- TASK STATEMENT: Search the material and gather each line with "konkurs" in it.

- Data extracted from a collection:

━━━━━━━━━━━━━━━━━━━━

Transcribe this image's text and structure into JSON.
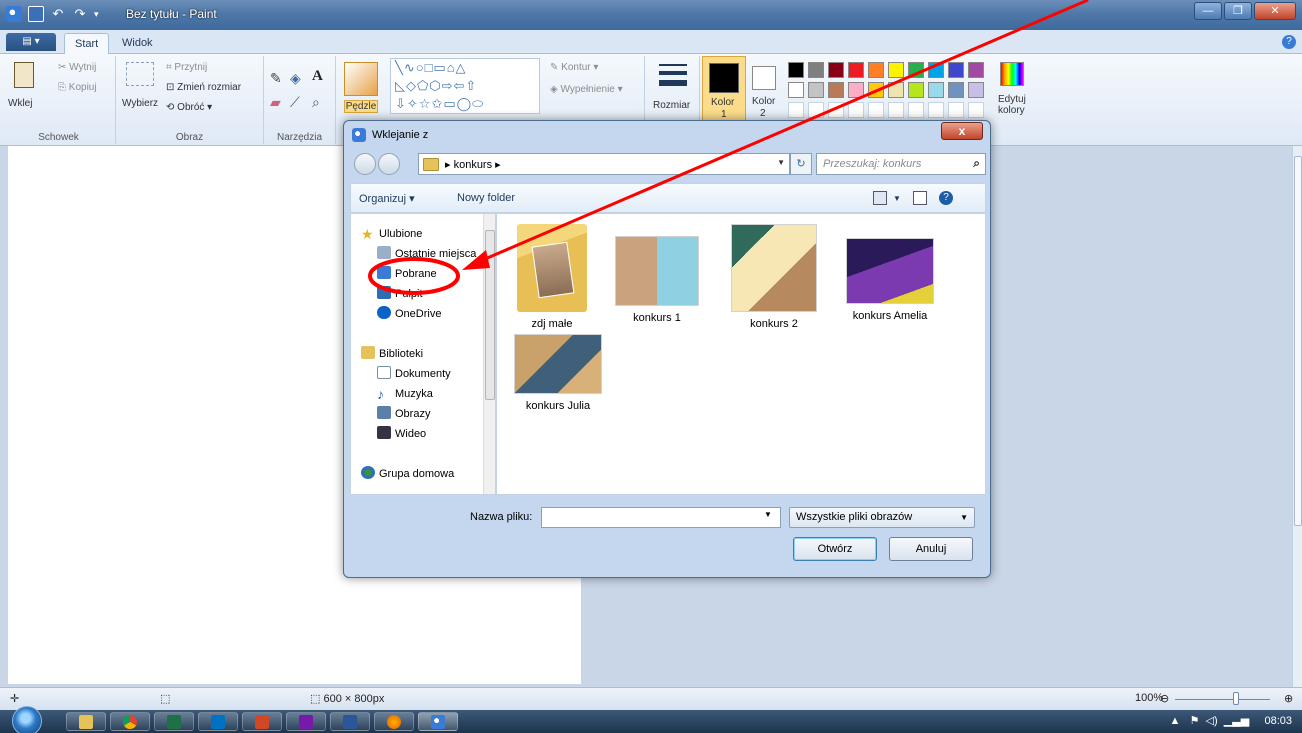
{
  "window": {
    "title": "Bez tytułu - Paint"
  },
  "tabs": [
    "Start",
    "Widok"
  ],
  "ribbon": {
    "clipboard": {
      "paste": "Wklej",
      "cut": "Wytnij",
      "copy": "Kopiuj",
      "label": "Schowek"
    },
    "image": {
      "select": "Wybierz",
      "crop": "Przytnij",
      "resize": "Zmień rozmiar",
      "rotate": "Obróć",
      "label": "Obraz"
    },
    "tools": {
      "label": "Narzędzia"
    },
    "brushes": {
      "label": "Pędzle"
    },
    "shapes": {
      "outline": "Kontur",
      "fill": "Wypełnienie"
    },
    "size": {
      "label": "Rozmiar"
    },
    "color1": {
      "label": "Kolor",
      "num": "1"
    },
    "color2": {
      "label": "Kolor",
      "num": "2"
    },
    "edit_colors": {
      "line1": "Edytuj",
      "line2": "kolory"
    },
    "palette": [
      "#000000",
      "#7f7f7f",
      "#880015",
      "#ed1c24",
      "#ff7f27",
      "#fff200",
      "#22b14c",
      "#00a2e8",
      "#3f48cc",
      "#a349a4",
      "#ffffff",
      "#c3c3c3",
      "#b97a57",
      "#ffaec9",
      "#ffc90e",
      "#efe4b0",
      "#b5e61d",
      "#99d9ea",
      "#7092be",
      "#c8bfe7"
    ]
  },
  "dialog": {
    "title": "Wklejanie z",
    "breadcrumb": "konkurs",
    "search_placeholder": "Przeszukaj: konkurs",
    "toolbar": {
      "organize": "Organizuj ▾",
      "new_folder": "Nowy folder"
    },
    "nav": {
      "favorites": "Ulubione",
      "recent": "Ostatnie miejsca",
      "downloads": "Pobrane",
      "desktop": "Pulpit",
      "onedrive": "OneDrive",
      "libraries": "Biblioteki",
      "documents": "Dokumenty",
      "music": "Muzyka",
      "pictures": "Obrazy",
      "videos": "Wideo",
      "homegroup": "Grupa domowa"
    },
    "files": [
      {
        "name": "zdj małe"
      },
      {
        "name": "konkurs 1"
      },
      {
        "name": "konkurs 2"
      },
      {
        "name": "konkurs Amelia"
      },
      {
        "name": "konkurs Julia"
      }
    ],
    "filename_label": "Nazwa pliku:",
    "filename_value": "",
    "filetype": "Wszystkie pliki obrazów",
    "open": "Otwórz",
    "cancel": "Anuluj"
  },
  "status": {
    "canvas_size": "600 × 800px",
    "zoom": "100%"
  },
  "taskbar": {
    "time": "08:03"
  },
  "annotation": {
    "color": "#ff0000"
  }
}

━━━━━━━━━━━━━━━━━━━━

- SOLUTION:
    "breadcrumb": "konkurs",
    "search_placeholder": "Przeszukaj: konkurs",
        "name": "konkurs 1"
        "name": "konkurs 2"
        "name": "konkurs Amelia"
        "name": "konkurs Julia"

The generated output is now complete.